_Problem_
Both ends included, set down the lines from the line containing "Type out the text in this image." through the last line of the records below, without pictures.

--- begin ---

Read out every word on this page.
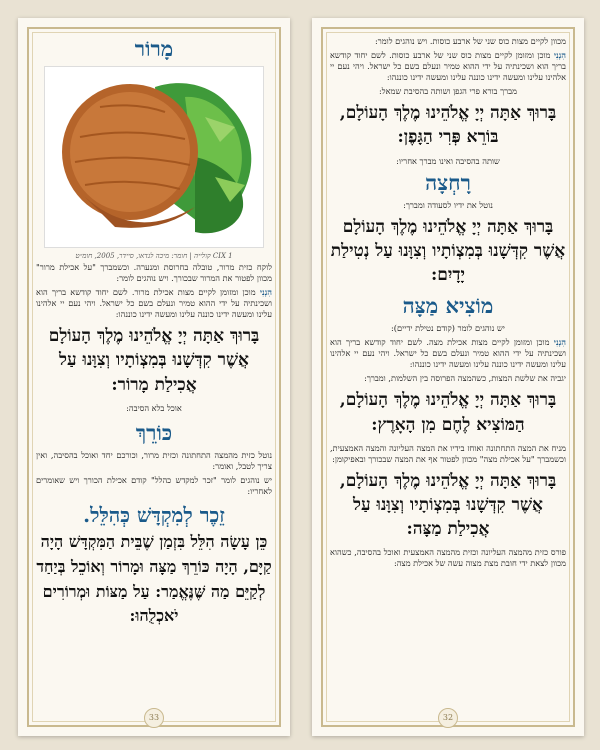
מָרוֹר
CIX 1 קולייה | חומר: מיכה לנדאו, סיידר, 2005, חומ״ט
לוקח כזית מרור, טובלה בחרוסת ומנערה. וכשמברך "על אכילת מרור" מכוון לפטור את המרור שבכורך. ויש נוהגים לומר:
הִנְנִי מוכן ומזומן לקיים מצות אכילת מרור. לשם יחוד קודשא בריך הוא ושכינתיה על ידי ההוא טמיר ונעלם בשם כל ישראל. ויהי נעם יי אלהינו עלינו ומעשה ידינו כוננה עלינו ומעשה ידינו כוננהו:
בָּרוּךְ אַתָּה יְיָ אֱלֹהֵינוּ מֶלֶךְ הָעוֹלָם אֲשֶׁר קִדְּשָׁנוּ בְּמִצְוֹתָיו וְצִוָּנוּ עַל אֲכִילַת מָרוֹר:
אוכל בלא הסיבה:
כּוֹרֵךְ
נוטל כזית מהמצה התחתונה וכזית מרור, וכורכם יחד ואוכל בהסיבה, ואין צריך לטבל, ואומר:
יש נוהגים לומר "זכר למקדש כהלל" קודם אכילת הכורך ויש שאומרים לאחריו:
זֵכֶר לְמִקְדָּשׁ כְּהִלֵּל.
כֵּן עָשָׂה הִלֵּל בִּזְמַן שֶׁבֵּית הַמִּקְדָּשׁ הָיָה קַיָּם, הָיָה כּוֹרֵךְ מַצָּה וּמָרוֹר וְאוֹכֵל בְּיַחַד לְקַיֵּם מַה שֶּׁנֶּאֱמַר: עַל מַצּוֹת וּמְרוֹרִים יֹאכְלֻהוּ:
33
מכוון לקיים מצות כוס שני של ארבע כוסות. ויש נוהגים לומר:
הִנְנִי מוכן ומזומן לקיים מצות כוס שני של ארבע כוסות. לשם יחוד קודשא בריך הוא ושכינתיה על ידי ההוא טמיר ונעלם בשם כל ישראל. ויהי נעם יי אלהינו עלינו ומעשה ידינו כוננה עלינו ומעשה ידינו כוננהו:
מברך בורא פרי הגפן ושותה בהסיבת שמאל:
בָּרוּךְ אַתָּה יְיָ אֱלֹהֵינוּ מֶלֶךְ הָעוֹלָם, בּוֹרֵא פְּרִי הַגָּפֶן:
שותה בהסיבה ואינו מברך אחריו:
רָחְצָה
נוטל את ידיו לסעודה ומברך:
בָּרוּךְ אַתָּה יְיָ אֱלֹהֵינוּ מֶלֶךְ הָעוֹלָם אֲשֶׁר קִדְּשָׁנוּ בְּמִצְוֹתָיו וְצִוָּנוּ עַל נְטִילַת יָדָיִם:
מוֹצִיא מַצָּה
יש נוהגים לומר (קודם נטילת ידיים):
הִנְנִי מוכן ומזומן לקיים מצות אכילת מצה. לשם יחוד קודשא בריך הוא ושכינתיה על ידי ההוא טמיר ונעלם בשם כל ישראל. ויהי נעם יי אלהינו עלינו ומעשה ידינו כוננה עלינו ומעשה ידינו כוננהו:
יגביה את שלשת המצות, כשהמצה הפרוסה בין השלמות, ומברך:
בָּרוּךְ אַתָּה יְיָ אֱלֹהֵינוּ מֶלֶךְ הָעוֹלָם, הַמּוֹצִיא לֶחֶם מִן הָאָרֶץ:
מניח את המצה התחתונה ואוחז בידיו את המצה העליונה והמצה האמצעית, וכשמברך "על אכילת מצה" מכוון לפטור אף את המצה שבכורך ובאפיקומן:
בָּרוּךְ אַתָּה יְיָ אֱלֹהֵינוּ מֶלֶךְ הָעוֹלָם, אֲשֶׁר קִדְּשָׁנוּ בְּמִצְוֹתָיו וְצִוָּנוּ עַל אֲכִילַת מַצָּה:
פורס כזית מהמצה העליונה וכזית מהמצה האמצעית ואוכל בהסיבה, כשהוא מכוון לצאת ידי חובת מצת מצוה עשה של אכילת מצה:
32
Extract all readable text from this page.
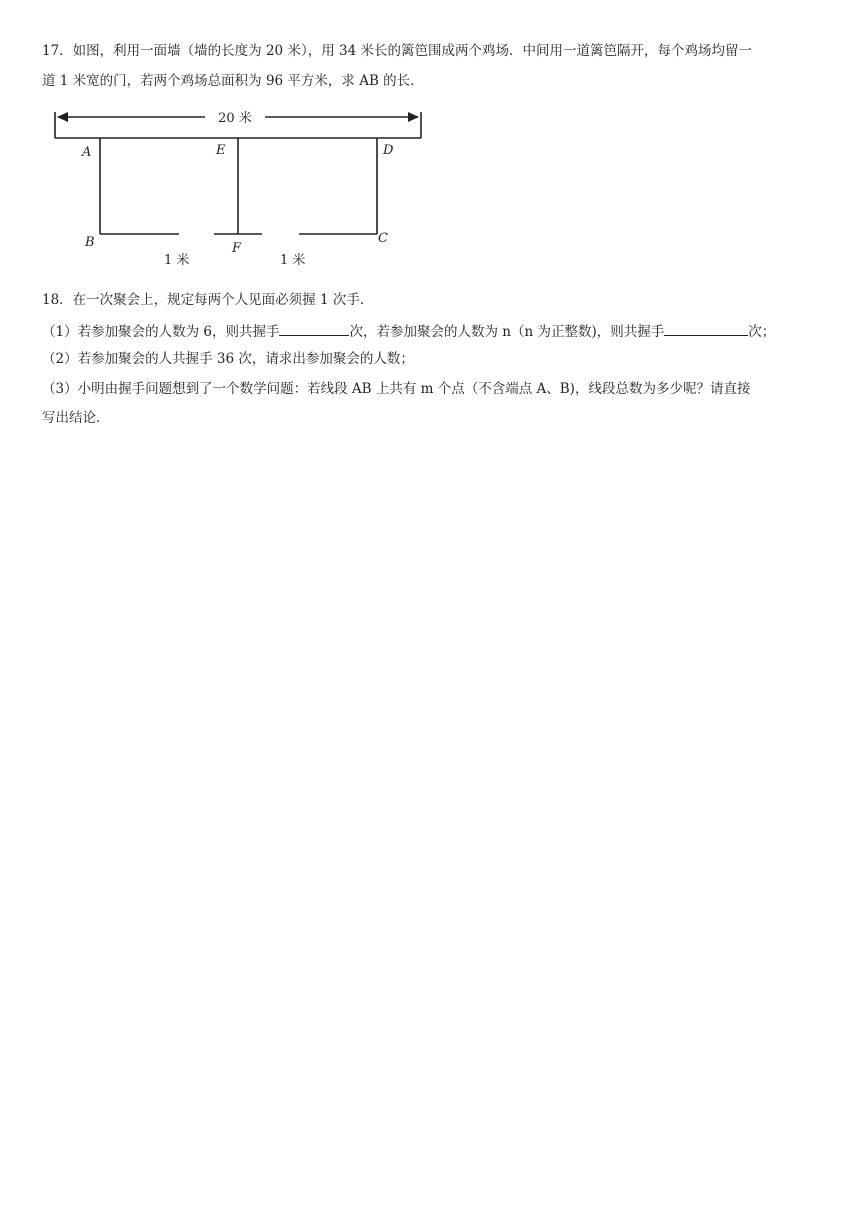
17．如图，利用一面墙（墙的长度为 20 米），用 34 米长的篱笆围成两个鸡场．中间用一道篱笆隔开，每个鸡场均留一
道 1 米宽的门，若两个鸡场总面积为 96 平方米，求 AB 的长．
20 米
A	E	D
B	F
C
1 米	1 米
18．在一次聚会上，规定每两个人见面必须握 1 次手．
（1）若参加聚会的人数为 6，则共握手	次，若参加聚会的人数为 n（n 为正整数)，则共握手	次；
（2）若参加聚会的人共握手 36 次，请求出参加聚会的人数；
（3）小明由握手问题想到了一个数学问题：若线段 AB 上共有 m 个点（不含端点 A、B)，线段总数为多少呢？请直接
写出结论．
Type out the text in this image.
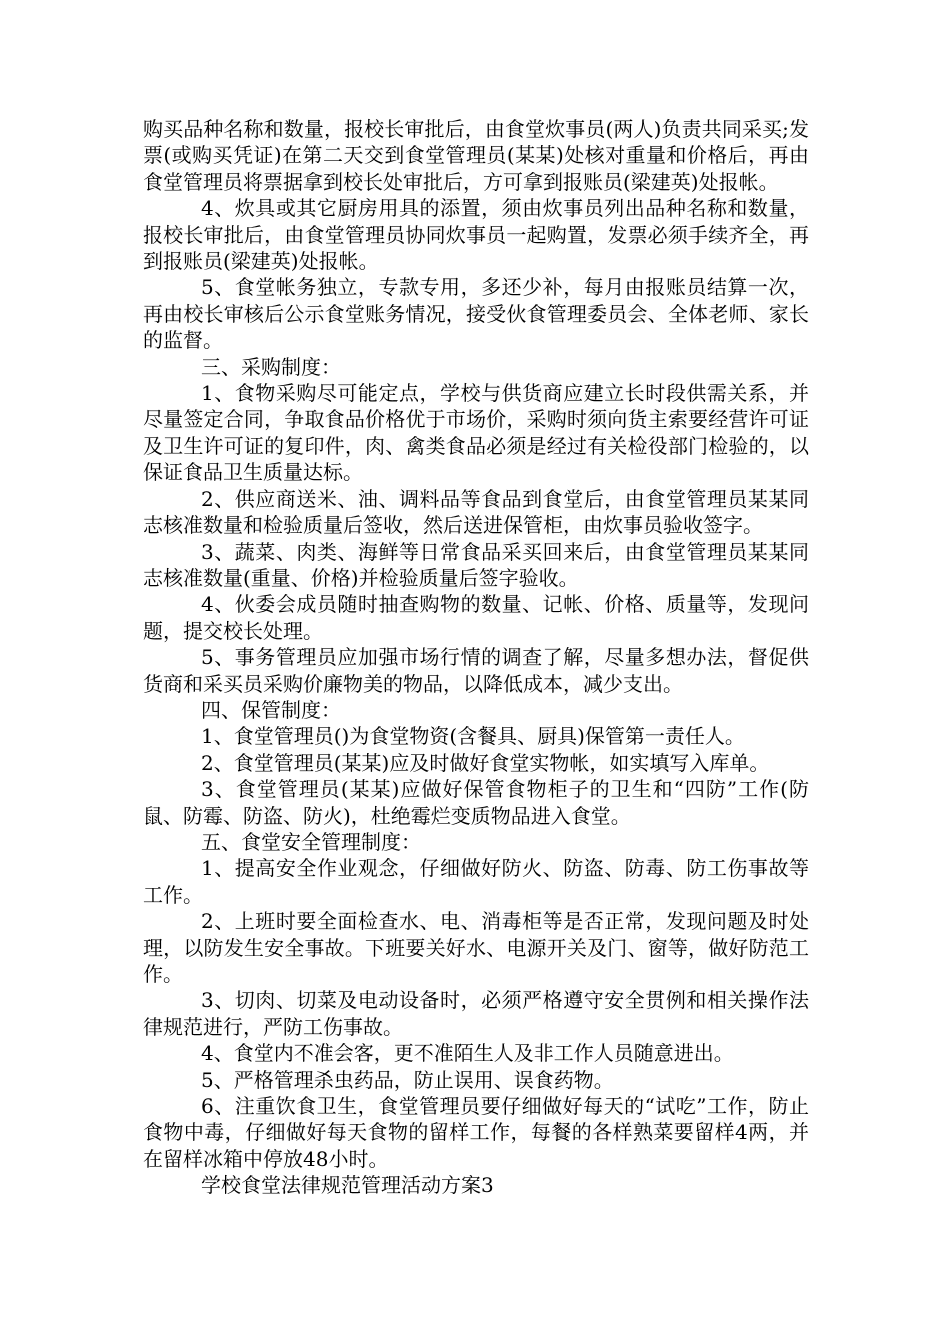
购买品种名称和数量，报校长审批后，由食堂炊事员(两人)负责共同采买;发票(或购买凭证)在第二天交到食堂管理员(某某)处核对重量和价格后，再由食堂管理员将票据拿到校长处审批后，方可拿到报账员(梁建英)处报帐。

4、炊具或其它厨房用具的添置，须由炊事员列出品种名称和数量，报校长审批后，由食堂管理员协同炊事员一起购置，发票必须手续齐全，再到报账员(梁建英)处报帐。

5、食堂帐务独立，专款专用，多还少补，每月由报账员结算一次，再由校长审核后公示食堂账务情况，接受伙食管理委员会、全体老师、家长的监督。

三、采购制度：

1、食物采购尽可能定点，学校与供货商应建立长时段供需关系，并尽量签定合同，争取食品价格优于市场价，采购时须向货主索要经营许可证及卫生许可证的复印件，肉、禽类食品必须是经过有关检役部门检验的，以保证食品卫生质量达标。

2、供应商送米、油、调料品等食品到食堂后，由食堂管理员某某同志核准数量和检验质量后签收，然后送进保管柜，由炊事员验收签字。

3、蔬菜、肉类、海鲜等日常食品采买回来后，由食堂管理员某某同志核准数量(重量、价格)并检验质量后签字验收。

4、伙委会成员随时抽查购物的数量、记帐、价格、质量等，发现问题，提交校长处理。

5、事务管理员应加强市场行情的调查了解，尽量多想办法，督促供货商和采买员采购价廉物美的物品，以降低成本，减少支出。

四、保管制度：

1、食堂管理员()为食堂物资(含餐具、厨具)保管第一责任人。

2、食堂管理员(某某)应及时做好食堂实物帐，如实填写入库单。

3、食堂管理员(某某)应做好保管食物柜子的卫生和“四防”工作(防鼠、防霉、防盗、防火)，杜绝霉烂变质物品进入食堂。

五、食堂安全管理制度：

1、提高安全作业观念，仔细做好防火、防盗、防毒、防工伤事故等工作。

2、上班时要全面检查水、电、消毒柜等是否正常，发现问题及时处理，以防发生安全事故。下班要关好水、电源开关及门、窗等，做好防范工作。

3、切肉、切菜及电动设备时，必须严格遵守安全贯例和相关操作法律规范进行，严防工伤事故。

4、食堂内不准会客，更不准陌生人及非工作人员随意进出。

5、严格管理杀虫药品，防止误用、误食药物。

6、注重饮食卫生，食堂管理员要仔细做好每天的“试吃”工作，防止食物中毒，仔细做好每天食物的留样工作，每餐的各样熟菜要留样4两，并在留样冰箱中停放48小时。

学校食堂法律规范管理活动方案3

--- end ---

_Finished answer_
Type out the text in this image.
购买品种名称和数量，报校长审批后，由食堂炊事员(两人)负责共同采买;发票(或购买凭证)在第二天交到食堂管理员(某某)处核对重量和价格后，再由食堂管理员将票据拿到校长处审批后，方可拿到报账员(梁建英)处报帐。

4、炊具或其它厨房用具的添置，须由炊事员列出品种名称和数量，报校长审批后，由食堂管理员协同炊事员一起购置，发票必须手续齐全，再到报账员(梁建英)处报帐。

5、食堂帐务独立，专款专用，多还少补，每月由报账员结算一次，再由校长审核后公示食堂账务情况，接受伙食管理委员会、全体老师、家长的监督。

三、采购制度：

1、食物采购尽可能定点，学校与供货商应建立长时段供需关系，并尽量签定合同，争取食品价格优于市场价，采购时须向货主索要经营许可证及卫生许可证的复印件，肉、禽类食品必须是经过有关检役部门检验的，以保证食品卫生质量达标。

2、供应商送米、油、调料品等食品到食堂后，由食堂管理员某某同志核准数量和检验质量后签收，然后送进保管柜，由炊事员验收签字。

3、蔬菜、肉类、海鲜等日常食品采买回来后，由食堂管理员某某同志核准数量(重量、价格)并检验质量后签字验收。

4、伙委会成员随时抽查购物的数量、记帐、价格、质量等，发现问题，提交校长处理。

5、事务管理员应加强市场行情的调查了解，尽量多想办法，督促供货商和采买员采购价廉物美的物品，以降低成本，减少支出。

四、保管制度：

1、食堂管理员()为食堂物资(含餐具、厨具)保管第一责任人。

2、食堂管理员(某某)应及时做好食堂实物帐，如实填写入库单。

3、食堂管理员(某某)应做好保管食物柜子的卫生和“四防”工作(防鼠、防霉、防盗、防火)，杜绝霉烂变质物品进入食堂。

五、食堂安全管理制度：

1、提高安全作业观念，仔细做好防火、防盗、防毒、防工伤事故等工作。

2、上班时要全面检查水、电、消毒柜等是否正常，发现问题及时处理，以防发生安全事故。下班要关好水、电源开关及门、窗等，做好防范工作。

3、切肉、切菜及电动设备时，必须严格遵守安全贯例和相关操作法律规范进行，严防工伤事故。

4、食堂内不准会客，更不准陌生人及非工作人员随意进出。

5、严格管理杀虫药品，防止误用、误食药物。

6、注重饮食卫生，食堂管理员要仔细做好每天的“试吃”工作，防止食物中毒，仔细做好每天食物的留样工作，每餐的各样熟菜要留样4两，并在留样冰箱中停放48小时。

学校食堂法律规范管理活动方案3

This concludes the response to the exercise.